Exercise 1:
Name every story title, broadcaster, and theater company that the War of the Worlds broadcast piece mentions.
Exercise 2:
Write the next few sentences of the piece on the War of the Worlds radio broadcast, picking up right after its final sentence.

Passage shown:
※ ※ ※
October 30, 1938 ........MegaStar
On this day, October 30, 1938, a young Orson Welles inadvertently caused nationwide panic when he broadcast his radio version of HG Wells' War Of The Worlds. MegaStar watched the American's overreact as usual...
That's your career over Orson, whoever you are.
Didn't anyone tell you that your fellow countrymen will believe anything. Even a tinpot actor pretending to be a journalist getting blasted to death by an alien.
You should have sent your theatre company to shadow us hacks for a bit, Orson. Then they would have learnt how to do a more authentic journo-gargling-to-death sound.
At 8pm this evening Orson opened his show my announcing: "The Columbia Broadcasting System and its affiliated stations present Orson Welles and the Mercury Theater on the air in War of the Worlds' by H.G. Wells."
※ ※ ※
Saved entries

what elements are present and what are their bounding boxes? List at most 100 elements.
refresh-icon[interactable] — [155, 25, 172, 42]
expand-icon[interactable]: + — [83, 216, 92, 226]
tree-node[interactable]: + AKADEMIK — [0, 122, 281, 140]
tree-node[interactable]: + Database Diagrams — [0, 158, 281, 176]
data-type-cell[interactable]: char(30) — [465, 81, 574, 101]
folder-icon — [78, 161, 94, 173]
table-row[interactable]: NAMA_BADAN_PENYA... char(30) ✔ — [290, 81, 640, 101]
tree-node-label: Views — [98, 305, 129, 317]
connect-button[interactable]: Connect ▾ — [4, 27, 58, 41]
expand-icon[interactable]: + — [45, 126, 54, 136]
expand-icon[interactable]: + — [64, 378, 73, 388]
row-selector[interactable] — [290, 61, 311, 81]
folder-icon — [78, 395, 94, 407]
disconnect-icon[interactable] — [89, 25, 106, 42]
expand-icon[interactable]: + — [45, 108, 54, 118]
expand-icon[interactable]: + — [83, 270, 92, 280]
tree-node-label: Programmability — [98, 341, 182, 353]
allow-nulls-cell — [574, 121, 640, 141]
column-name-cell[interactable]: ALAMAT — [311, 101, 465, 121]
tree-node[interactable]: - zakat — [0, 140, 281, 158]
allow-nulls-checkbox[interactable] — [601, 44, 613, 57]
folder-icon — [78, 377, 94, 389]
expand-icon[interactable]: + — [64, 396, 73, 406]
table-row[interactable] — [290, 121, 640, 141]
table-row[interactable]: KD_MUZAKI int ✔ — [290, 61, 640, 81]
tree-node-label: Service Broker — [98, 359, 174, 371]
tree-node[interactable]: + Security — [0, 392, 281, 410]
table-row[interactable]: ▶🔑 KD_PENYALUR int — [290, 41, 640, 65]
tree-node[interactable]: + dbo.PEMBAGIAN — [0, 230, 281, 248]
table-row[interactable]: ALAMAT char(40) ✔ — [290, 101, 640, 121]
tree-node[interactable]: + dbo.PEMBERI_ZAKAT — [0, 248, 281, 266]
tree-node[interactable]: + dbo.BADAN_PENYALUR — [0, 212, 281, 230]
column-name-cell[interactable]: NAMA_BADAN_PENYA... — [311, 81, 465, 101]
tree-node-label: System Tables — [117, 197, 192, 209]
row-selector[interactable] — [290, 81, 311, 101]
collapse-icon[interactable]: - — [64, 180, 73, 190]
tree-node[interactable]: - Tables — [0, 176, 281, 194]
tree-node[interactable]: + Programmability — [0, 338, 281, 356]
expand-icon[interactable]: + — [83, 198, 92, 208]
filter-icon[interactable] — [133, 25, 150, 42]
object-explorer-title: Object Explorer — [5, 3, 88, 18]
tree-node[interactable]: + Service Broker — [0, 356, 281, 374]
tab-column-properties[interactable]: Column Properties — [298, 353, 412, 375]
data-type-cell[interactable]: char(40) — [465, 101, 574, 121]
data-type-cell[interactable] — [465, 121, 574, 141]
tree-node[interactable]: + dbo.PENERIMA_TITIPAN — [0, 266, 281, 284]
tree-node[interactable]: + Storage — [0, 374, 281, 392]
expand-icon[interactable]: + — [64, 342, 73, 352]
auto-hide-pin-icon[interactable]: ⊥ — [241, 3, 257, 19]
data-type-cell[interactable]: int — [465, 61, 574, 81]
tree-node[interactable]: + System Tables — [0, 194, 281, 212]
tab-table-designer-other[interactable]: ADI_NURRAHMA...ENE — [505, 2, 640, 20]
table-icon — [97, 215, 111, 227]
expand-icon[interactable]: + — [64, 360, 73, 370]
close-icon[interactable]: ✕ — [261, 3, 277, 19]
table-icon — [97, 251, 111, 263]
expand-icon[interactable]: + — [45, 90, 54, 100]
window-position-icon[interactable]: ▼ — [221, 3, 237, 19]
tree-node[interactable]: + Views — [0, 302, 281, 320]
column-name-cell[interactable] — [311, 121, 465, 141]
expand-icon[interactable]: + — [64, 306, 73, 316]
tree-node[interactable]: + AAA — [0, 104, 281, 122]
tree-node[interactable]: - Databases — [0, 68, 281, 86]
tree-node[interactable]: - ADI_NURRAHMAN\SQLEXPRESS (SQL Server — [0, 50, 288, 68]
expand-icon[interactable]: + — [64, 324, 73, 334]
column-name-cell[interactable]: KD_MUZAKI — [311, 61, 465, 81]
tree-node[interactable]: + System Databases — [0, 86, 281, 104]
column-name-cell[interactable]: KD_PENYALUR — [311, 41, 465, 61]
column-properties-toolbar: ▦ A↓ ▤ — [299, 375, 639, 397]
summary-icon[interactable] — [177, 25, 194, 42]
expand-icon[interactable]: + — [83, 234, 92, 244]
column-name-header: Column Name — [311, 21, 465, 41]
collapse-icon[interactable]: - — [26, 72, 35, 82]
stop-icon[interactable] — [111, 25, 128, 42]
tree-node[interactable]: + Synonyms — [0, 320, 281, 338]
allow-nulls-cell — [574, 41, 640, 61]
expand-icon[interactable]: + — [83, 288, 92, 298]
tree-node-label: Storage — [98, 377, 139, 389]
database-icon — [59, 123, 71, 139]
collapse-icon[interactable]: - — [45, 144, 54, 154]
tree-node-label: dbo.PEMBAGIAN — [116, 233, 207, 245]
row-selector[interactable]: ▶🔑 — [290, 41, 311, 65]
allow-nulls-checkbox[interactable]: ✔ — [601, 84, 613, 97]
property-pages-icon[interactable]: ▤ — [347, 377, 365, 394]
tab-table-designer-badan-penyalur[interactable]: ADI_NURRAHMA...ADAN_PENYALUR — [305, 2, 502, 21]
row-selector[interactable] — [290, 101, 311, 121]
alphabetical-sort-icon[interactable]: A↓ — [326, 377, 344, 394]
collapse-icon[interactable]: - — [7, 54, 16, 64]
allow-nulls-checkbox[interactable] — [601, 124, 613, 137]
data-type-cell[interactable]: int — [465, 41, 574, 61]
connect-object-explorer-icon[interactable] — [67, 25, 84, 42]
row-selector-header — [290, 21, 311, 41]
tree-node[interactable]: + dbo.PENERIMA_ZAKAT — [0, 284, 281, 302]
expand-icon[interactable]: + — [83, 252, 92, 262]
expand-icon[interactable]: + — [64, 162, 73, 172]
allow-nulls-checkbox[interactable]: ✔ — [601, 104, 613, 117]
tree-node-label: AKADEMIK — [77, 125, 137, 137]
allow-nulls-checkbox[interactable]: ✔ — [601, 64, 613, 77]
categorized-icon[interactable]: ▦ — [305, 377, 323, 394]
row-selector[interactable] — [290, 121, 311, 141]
※ ※ ※
Written reply 1:
War Of The Worlds
Columbia Broadcasting System
Mercury Theater

Written reply 2:
Yet still the daft statesiders thought the content of the programme was for real and not a bunch of luvvies doing silly voices.
So when music from the Meridian Room broadcast as part of the whole charade was interrupted with news of a tentacled monster bursting free from a crashed capsule in New Jersey, the open-gobbed listeners bought it hook, line and sinker!
Roads were jammed with people trying to escape and women ran into churches heralding the end of the world.
Red-faced Orson had to come on air and remind those tuning in that it was just fiction.
Bang goes your hopes of climbing the ladder to Hollywood, Welles, my boy.